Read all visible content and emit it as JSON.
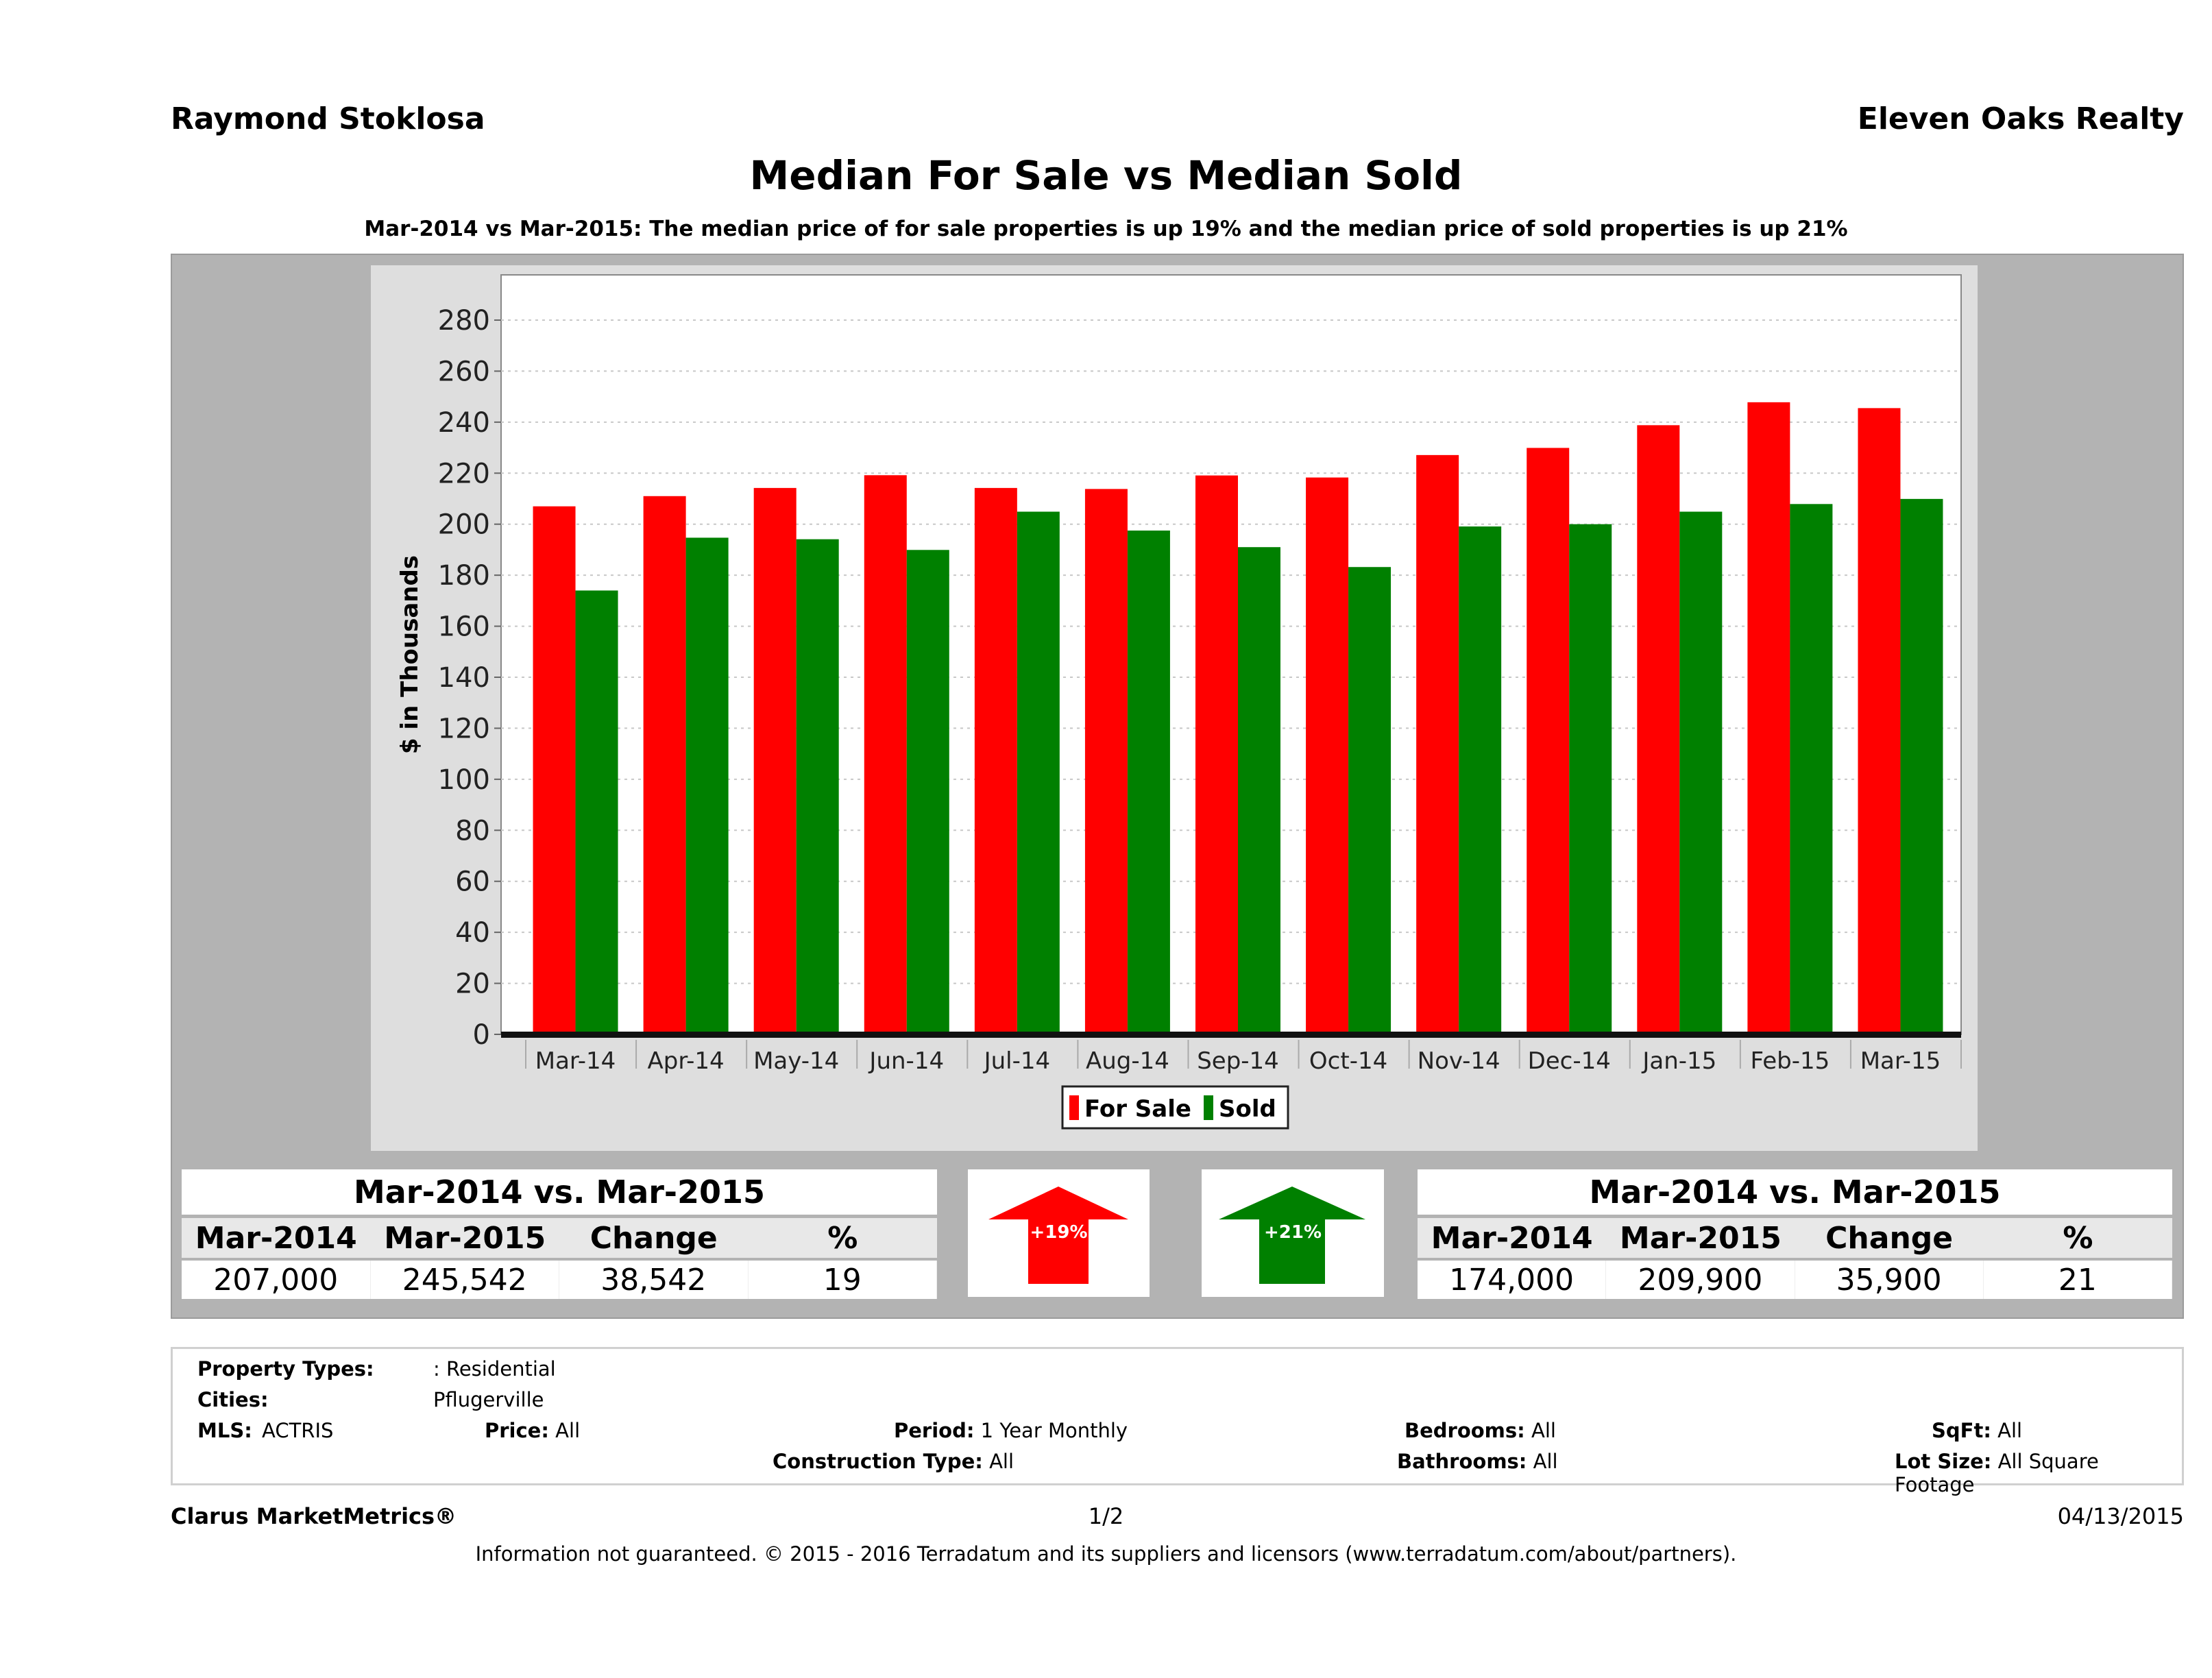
{
  "header": {
    "agent_name": "Raymond Stoklosa",
    "brokerage": "Eleven Oaks Realty"
  },
  "colors": {
    "for_sale": "#ff0000",
    "sold": "#008000",
    "panel_bg": "#b3b3b3",
    "chart_bg": "#dedede"
  },
  "chart_data": {
    "type": "bar",
    "title": "Median For Sale vs Median Sold",
    "subtitle": "Mar-2014 vs Mar-2015: The median price of for sale properties is up 19% and the median price of sold properties is up 21%",
    "xlabel": "",
    "ylabel": "$ in Thousands",
    "ylim": [
      0,
      290
    ],
    "yticks": [
      0,
      20,
      40,
      60,
      80,
      100,
      120,
      140,
      160,
      180,
      200,
      220,
      240,
      260,
      280
    ],
    "grid": true,
    "legend_position": "bottom-center",
    "categories": [
      "Mar-14",
      "Apr-14",
      "May-14",
      "Jun-14",
      "Jul-14",
      "Aug-14",
      "Sep-14",
      "Oct-14",
      "Nov-14",
      "Dec-14",
      "Jan-15",
      "Feb-15",
      "Mar-15"
    ],
    "series": [
      {
        "name": "For Sale",
        "color": "#ff0000",
        "values": [
          207.0,
          211.0,
          214.2,
          219.2,
          214.2,
          213.8,
          219.1,
          218.3,
          227.1,
          229.9,
          238.8,
          247.8,
          245.5
        ]
      },
      {
        "name": "Sold",
        "color": "#008000",
        "values": [
          174.0,
          194.7,
          194.1,
          189.9,
          204.9,
          197.5,
          191.0,
          183.2,
          199.1,
          200.0,
          204.9,
          207.9,
          209.9
        ]
      }
    ]
  },
  "for_sale_summary": {
    "title": "Mar-2014 vs. Mar-2015",
    "headers": [
      "Mar-2014",
      "Mar-2015",
      "Change",
      "%"
    ],
    "values": [
      "207,000",
      "245,542",
      "38,542",
      "19"
    ],
    "arrow_label": "+19%",
    "arrow_direction": "up",
    "arrow_color": "#ff0000"
  },
  "sold_summary": {
    "title": "Mar-2014 vs. Mar-2015",
    "headers": [
      "Mar-2014",
      "Mar-2015",
      "Change",
      "%"
    ],
    "values": [
      "174,000",
      "209,900",
      "35,900",
      "21"
    ],
    "arrow_label": "+21%",
    "arrow_direction": "up",
    "arrow_color": "#008000"
  },
  "filters": {
    "property_types": {
      "label": "Property Types:",
      "value": ": Residential"
    },
    "cities": {
      "label": "Cities:",
      "value": "Pflugerville"
    },
    "mls": {
      "label": "MLS:",
      "value": "ACTRIS"
    },
    "price": {
      "label": "Price:",
      "value": "All"
    },
    "period": {
      "label": "Period:",
      "value": "1 Year Monthly"
    },
    "construction_type": {
      "label": "Construction Type:",
      "value": "All"
    },
    "bedrooms": {
      "label": "Bedrooms:",
      "value": "All"
    },
    "bathrooms": {
      "label": "Bathrooms:",
      "value": "All"
    },
    "sqft": {
      "label": "SqFt:",
      "value": "All"
    },
    "lot_size": {
      "label": "Lot Size:",
      "value": "All Square Footage"
    }
  },
  "footer": {
    "product": "Clarus MarketMetrics®",
    "page": "1/2",
    "date": "04/13/2015",
    "disclaimer": "Information not guaranteed. © 2015 - 2016 Terradatum and its suppliers and licensors (www.terradatum.com/about/partners)."
  }
}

WORK TO DO
Reproduce every line of the material precisely, omitting its pictures.

SOLUTION TO THIS EXERCISE
Read all visible content and emit it as JSON.
{
  "header": {
    "agent_name": "Raymond Stoklosa",
    "brokerage": "Eleven Oaks Realty"
  },
  "colors": {
    "for_sale": "#ff0000",
    "sold": "#008000",
    "panel_bg": "#b3b3b3",
    "chart_bg": "#dedede"
  },
  "chart_data": {
    "type": "bar",
    "title": "Median For Sale vs Median Sold",
    "subtitle": "Mar-2014 vs Mar-2015: The median price of for sale properties is up 19% and the median price of sold properties is up 21%",
    "xlabel": "",
    "ylabel": "$ in Thousands",
    "ylim": [
      0,
      290
    ],
    "yticks": [
      0,
      20,
      40,
      60,
      80,
      100,
      120,
      140,
      160,
      180,
      200,
      220,
      240,
      260,
      280
    ],
    "grid": true,
    "legend_position": "bottom-center",
    "categories": [
      "Mar-14",
      "Apr-14",
      "May-14",
      "Jun-14",
      "Jul-14",
      "Aug-14",
      "Sep-14",
      "Oct-14",
      "Nov-14",
      "Dec-14",
      "Jan-15",
      "Feb-15",
      "Mar-15"
    ],
    "series": [
      {
        "name": "For Sale",
        "color": "#ff0000",
        "values": [
          207.0,
          211.0,
          214.2,
          219.2,
          214.2,
          213.8,
          219.1,
          218.3,
          227.1,
          229.9,
          238.8,
          247.8,
          245.5
        ]
      },
      {
        "name": "Sold",
        "color": "#008000",
        "values": [
          174.0,
          194.7,
          194.1,
          189.9,
          204.9,
          197.5,
          191.0,
          183.2,
          199.1,
          200.0,
          204.9,
          207.9,
          209.9
        ]
      }
    ]
  },
  "for_sale_summary": {
    "title": "Mar-2014 vs. Mar-2015",
    "headers": [
      "Mar-2014",
      "Mar-2015",
      "Change",
      "%"
    ],
    "values": [
      "207,000",
      "245,542",
      "38,542",
      "19"
    ],
    "arrow_label": "+19%",
    "arrow_direction": "up",
    "arrow_color": "#ff0000"
  },
  "sold_summary": {
    "title": "Mar-2014 vs. Mar-2015",
    "headers": [
      "Mar-2014",
      "Mar-2015",
      "Change",
      "%"
    ],
    "values": [
      "174,000",
      "209,900",
      "35,900",
      "21"
    ],
    "arrow_label": "+21%",
    "arrow_direction": "up",
    "arrow_color": "#008000"
  },
  "filters": {
    "property_types": {
      "label": "Property Types:",
      "value": ": Residential"
    },
    "cities": {
      "label": "Cities:",
      "value": "Pflugerville"
    },
    "mls": {
      "label": "MLS:",
      "value": "ACTRIS"
    },
    "price": {
      "label": "Price:",
      "value": "All"
    },
    "period": {
      "label": "Period:",
      "value": "1 Year Monthly"
    },
    "construction_type": {
      "label": "Construction Type:",
      "value": "All"
    },
    "bedrooms": {
      "label": "Bedrooms:",
      "value": "All"
    },
    "bathrooms": {
      "label": "Bathrooms:",
      "value": "All"
    },
    "sqft": {
      "label": "SqFt:",
      "value": "All"
    },
    "lot_size": {
      "label": "Lot Size:",
      "value": "All Square Footage"
    }
  },
  "footer": {
    "product": "Clarus MarketMetrics®",
    "page": "1/2",
    "date": "04/13/2015",
    "disclaimer": "Information not guaranteed. © 2015 - 2016 Terradatum and its suppliers and licensors (www.terradatum.com/about/partners)."
  }
}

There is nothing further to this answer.